# START OF Data listing

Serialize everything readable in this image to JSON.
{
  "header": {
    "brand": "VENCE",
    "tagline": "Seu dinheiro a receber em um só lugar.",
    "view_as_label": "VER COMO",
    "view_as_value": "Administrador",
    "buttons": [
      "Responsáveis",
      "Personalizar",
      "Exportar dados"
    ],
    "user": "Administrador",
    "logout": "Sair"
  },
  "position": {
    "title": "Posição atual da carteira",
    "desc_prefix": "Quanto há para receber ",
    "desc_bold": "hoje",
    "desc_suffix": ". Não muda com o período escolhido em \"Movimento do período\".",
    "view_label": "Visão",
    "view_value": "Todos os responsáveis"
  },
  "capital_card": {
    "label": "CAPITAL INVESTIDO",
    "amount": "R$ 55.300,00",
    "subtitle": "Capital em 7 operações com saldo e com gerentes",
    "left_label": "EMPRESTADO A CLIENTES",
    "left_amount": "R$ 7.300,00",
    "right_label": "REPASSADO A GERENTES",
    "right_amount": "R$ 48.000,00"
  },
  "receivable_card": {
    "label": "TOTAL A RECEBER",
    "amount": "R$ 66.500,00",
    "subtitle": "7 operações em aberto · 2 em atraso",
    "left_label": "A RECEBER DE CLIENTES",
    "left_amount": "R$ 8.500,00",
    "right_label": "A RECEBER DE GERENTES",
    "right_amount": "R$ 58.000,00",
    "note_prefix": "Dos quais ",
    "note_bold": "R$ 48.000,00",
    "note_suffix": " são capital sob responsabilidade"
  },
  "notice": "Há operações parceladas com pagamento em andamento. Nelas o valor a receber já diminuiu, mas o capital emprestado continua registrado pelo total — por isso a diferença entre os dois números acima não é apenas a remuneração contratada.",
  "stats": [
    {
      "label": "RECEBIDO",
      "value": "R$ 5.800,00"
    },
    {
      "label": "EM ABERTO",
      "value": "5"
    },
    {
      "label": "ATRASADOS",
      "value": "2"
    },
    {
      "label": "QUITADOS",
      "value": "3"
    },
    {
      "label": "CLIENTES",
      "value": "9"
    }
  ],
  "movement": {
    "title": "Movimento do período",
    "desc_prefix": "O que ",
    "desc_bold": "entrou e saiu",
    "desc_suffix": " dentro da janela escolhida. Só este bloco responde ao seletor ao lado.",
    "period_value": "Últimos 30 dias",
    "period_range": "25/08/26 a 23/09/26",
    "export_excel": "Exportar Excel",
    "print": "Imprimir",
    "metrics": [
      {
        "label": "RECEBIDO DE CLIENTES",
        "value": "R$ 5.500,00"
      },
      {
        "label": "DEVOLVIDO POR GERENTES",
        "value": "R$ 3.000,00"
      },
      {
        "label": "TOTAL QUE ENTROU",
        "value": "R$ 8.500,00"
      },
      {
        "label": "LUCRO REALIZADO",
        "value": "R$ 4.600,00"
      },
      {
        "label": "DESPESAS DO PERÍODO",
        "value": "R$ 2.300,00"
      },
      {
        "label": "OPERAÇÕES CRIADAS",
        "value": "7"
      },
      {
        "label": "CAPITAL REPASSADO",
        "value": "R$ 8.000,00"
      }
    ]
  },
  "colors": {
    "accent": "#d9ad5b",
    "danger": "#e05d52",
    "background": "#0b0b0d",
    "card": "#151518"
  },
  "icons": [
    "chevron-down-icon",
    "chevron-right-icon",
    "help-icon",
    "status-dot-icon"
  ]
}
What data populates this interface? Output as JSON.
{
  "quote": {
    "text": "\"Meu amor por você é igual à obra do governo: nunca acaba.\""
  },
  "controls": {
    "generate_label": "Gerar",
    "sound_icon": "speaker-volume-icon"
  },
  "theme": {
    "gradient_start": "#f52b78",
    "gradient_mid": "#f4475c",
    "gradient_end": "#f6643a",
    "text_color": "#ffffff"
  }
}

# END OF Data listing

**What is needed:** Output only the lines from the one holding "What data populates" through the last line above, exactly as they appear.

**Reply:**
What data populates this interface? Output as JSON.
{
  "quote": {
    "text": "\"Meu amor por você é igual à obra do governo: nunca acaba.\""
  },
  "controls": {
    "generate_label": "Gerar",
    "sound_icon": "speaker-volume-icon"
  },
  "theme": {
    "gradient_start": "#f52b78",
    "gradient_mid": "#f4475c",
    "gradient_end": "#f6643a",
    "text_color": "#ffffff"
  }
}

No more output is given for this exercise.